++++ Listed entries
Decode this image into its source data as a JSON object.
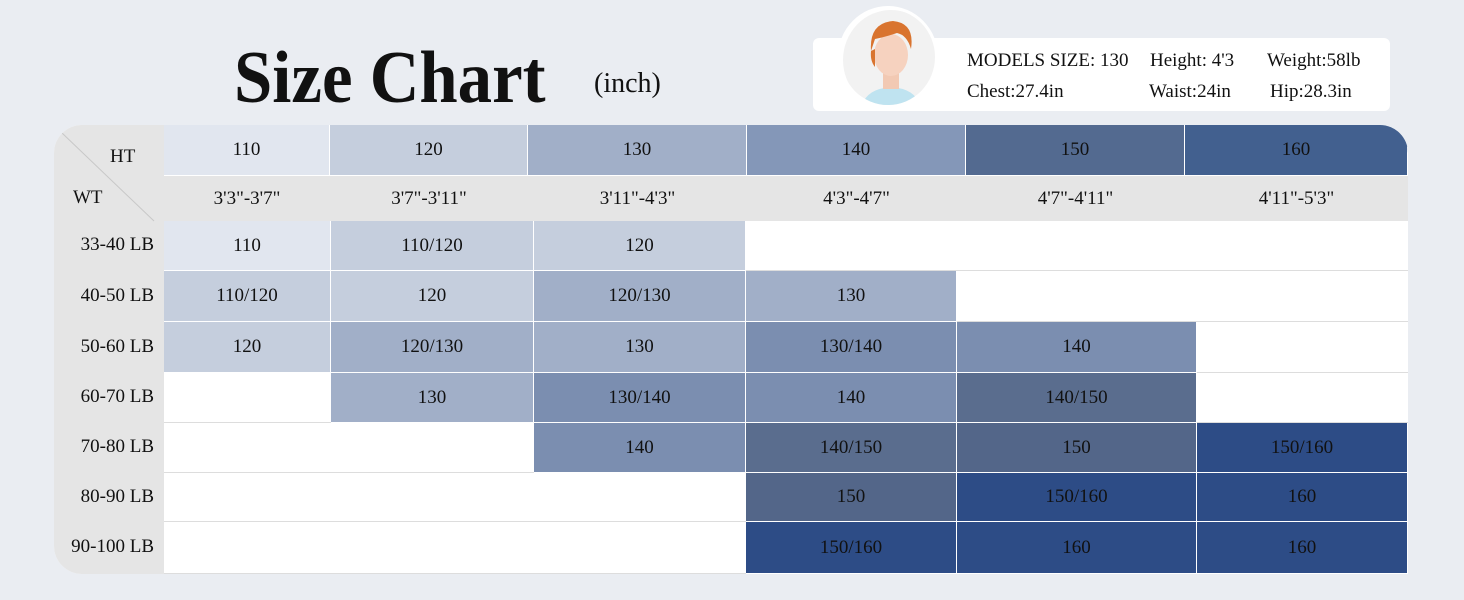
{
  "title": "Size Chart",
  "unit": "(inch)",
  "model": {
    "size": "MODELS  SIZE: 130",
    "height": "Height: 4'3",
    "weight": "Weight:58lb",
    "chest": "Chest:27.4in",
    "waist": "Waist:24in",
    "hip": "Hip:28.3in"
  },
  "corner": {
    "ht": "HT",
    "wt": "WT"
  },
  "header_sizes": [
    "110",
    "120",
    "130",
    "140",
    "150",
    "160"
  ],
  "header_heights": [
    "3'3\"-3'7\"",
    "3'7\"-3'11\"",
    "3'11\"-4'3\"",
    "4'3\"-4'7\"",
    "4'7\"-4'11\"",
    "4'11\"-5'3\""
  ],
  "header_colors": [
    "#e1e6ef",
    "#c5cedd",
    "#a1afc8",
    "#8497b8",
    "#536a90",
    "#42608f"
  ],
  "rows": [
    {
      "label": "33-40 LB",
      "cells": [
        "110",
        "110/120",
        "120",
        "",
        "",
        ""
      ]
    },
    {
      "label": "40-50 LB",
      "cells": [
        "110/120",
        "120",
        "120/130",
        "130",
        "",
        ""
      ]
    },
    {
      "label": "50-60 LB",
      "cells": [
        "120",
        "120/130",
        "130",
        "130/140",
        "140",
        ""
      ]
    },
    {
      "label": "60-70 LB",
      "cells": [
        "",
        "130",
        "130/140",
        "140",
        "140/150",
        ""
      ]
    },
    {
      "label": "70-80 LB",
      "cells": [
        "",
        "",
        "140",
        "140/150",
        "150",
        "150/160"
      ]
    },
    {
      "label": "80-90 LB",
      "cells": [
        "",
        "",
        "",
        "150",
        "150/160",
        "160"
      ]
    },
    {
      "label": "90-100 LB",
      "cells": [
        "",
        "",
        "",
        "150/160",
        "160",
        "160"
      ]
    }
  ],
  "size_colors": {
    "110": "#e1e6ef",
    "110/120": "#c5cedd",
    "120": "#c5cedd",
    "120/130": "#a1afc8",
    "130": "#a1afc8",
    "130/140": "#7b8eb0",
    "140": "#7b8eb0",
    "140/150": "#5a6d8e",
    "150": "#536689",
    "150/160": "#2d4c86",
    "160": "#2d4c86"
  }
}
++++++++
Requirement –
Above are the records. Copy every line in them holding "label".

Response to this exercise –
      "label": "33-40 LB",
      "label": "40-50 LB",
      "label": "50-60 LB",
      "label": "60-70 LB",
      "label": "70-80 LB",
      "label": "80-90 LB",
      "label": "90-100 LB",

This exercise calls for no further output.